Passage to read >>

Should you pay a tutor to get your child through that crucial scholarship or entrance exam? Before you commit your hard-earned cash read how we got our son through his exam without spending a penny on a tutor.
We are terribly lucky here in Calderdale to have access to 2 fantastic FREE Grammar schools which are among the best in the country. Most education authorities they were abolished a generation ago.
The first is the Crossley Heath Grammar School and the second is the North Halifax Grammar School. Apart from the locations there is little to choose between them as both are excellent.
We live less than 1 mile from one of these rare treasures, Crossley Heath Grammar School and not being flush enough to even consider paid places at an independent school we set out on a mission to make sure our son was able to earn a place through academic ability.
Competition for places is stiff – over 900 10 & 11 year olds compete for 310 places each year and it’s not only local children. With fees for private schools nudging £10,000 pa, free Grammar schools are increasingly attractive and parents are prepared to have their children travel up to 50 miles each way to get a free place. Crossleys gets applicants and pupils from as far afield as Manchester, Burnley & Skipton. Entrance is based on academic ability alone with the brightest candidates at the annual entrance exam being offered places for the following September’s year 7 intake.
It was frightening to find out a year before the admissions entrance exam that many parents had been employing out of school tutors for several years. Our son had been plodding along quite happily at school with a little homework help from me and his Dad but nothing to really write home about.
Heck he was going to have to run to simply catch up!

Record extracts >>
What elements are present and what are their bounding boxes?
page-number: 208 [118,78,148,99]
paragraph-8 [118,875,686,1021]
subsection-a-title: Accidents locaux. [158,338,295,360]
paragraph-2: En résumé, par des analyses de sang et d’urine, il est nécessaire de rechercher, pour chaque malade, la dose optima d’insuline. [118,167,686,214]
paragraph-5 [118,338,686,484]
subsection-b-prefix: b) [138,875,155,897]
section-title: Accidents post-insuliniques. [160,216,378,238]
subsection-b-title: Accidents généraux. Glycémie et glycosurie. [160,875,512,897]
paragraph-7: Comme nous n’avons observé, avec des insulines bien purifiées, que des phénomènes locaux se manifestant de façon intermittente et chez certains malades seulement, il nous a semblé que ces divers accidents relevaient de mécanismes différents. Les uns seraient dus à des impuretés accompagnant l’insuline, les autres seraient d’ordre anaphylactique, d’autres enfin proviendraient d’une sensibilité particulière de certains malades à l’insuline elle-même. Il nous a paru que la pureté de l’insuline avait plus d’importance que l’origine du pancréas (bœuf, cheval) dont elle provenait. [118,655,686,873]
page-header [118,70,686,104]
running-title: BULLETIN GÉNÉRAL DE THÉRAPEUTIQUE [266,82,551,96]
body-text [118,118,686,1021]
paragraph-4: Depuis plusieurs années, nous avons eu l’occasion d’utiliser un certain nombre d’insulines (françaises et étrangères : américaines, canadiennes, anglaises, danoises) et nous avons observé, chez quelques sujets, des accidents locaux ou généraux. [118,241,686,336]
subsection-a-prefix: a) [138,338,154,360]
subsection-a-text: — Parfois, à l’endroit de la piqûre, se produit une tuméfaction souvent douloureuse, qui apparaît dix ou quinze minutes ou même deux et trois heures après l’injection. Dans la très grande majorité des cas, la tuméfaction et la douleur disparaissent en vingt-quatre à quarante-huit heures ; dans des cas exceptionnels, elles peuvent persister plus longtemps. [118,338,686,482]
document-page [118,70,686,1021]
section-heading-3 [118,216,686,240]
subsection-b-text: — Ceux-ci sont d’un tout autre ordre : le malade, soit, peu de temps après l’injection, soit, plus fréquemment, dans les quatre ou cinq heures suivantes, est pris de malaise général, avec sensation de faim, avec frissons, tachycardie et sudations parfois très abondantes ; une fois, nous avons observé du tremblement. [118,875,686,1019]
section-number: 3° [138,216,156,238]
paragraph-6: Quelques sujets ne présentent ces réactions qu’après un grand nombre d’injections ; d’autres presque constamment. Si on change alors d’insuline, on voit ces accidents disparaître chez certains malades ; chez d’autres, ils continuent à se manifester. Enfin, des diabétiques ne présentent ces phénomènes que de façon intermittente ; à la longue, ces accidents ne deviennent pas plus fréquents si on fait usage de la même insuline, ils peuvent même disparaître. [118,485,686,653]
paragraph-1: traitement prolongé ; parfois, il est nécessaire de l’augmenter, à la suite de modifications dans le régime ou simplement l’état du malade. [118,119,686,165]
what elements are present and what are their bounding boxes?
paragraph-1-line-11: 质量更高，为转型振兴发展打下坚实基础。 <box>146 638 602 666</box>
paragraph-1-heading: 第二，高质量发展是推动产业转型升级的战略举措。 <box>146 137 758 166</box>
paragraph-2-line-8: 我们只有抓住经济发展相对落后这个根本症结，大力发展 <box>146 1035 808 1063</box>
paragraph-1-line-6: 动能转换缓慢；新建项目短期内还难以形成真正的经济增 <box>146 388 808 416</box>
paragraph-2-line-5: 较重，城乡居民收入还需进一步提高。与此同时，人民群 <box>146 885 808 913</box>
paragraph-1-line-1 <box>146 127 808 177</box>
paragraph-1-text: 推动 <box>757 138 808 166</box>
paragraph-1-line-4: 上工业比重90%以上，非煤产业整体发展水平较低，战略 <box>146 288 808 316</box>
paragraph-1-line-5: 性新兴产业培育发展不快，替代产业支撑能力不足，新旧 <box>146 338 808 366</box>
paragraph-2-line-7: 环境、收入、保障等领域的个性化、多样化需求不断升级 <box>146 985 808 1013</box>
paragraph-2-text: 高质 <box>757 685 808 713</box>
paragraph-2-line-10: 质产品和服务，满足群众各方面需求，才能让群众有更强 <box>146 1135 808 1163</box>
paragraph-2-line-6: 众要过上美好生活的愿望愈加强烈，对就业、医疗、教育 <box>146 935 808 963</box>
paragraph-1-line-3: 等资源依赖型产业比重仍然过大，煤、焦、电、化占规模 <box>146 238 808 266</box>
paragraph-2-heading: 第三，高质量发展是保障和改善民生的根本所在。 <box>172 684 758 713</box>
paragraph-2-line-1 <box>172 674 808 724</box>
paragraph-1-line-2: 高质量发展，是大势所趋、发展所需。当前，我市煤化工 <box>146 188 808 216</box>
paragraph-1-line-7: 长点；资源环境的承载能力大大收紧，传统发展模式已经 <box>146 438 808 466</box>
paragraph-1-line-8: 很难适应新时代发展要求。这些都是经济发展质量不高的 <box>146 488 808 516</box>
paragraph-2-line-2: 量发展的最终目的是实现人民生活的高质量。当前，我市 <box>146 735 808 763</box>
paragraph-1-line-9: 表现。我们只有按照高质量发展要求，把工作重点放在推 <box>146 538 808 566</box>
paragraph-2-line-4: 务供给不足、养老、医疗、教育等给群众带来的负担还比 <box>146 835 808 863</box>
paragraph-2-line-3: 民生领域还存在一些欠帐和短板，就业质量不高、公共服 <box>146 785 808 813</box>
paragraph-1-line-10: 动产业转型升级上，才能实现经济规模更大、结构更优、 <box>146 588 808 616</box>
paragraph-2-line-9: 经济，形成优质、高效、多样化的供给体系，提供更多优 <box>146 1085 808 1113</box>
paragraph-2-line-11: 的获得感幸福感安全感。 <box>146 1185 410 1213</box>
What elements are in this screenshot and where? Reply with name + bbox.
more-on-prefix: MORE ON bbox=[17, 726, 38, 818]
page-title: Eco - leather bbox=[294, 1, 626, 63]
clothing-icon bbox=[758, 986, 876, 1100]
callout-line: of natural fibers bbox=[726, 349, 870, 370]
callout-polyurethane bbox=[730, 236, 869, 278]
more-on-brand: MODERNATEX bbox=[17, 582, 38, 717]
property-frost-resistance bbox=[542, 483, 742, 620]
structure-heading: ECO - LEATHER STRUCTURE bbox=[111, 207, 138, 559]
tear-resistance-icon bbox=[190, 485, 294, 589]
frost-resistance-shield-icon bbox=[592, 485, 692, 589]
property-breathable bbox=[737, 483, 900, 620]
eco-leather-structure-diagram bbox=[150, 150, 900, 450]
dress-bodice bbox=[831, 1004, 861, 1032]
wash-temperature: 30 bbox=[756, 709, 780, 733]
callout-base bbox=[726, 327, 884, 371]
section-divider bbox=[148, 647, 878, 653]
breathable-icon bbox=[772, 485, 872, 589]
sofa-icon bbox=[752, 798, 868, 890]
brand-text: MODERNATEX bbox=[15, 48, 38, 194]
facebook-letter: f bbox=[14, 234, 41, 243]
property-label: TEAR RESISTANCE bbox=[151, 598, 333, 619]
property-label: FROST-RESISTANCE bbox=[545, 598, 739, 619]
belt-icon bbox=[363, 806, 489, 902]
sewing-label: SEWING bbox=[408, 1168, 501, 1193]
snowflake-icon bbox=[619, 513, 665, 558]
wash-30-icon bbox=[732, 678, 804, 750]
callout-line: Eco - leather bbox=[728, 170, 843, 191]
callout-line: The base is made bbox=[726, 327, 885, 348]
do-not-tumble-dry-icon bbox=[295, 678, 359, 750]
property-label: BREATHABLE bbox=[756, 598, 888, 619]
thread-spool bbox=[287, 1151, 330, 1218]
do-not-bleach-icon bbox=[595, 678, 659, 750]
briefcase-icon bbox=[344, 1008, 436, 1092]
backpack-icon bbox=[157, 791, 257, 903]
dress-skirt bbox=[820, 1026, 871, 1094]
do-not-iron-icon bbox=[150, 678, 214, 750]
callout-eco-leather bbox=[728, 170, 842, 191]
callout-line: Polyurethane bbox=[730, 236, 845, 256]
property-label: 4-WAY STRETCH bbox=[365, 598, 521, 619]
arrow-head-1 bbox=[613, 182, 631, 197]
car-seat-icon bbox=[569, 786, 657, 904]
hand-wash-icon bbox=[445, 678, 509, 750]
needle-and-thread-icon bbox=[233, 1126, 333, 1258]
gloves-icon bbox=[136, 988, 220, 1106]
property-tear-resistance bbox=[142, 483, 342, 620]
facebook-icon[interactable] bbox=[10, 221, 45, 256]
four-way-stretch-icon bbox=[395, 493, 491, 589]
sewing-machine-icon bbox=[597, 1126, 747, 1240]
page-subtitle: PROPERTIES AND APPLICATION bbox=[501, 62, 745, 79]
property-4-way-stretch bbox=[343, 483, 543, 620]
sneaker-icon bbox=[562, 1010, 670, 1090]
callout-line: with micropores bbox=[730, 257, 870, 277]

Given exercise >>
In the passage on getting a son through a grammar school entrance exam, how would the part that opens with the words containing "Should you pay" and closes with "a generation ago." read if you renamed "hard-earned cash" as "savings"?

Correct result >>
Should you pay a tutor to get your child through that crucial scholarship or entrance exam? Before you commit your savings read how we got our son through his exam without spending a penny on a tutor.
We are terribly lucky here in Calderdale to have access to 2 fantastic FREE Grammar schools which are among the best in the country. Most education authorities they were abolished a generation ago.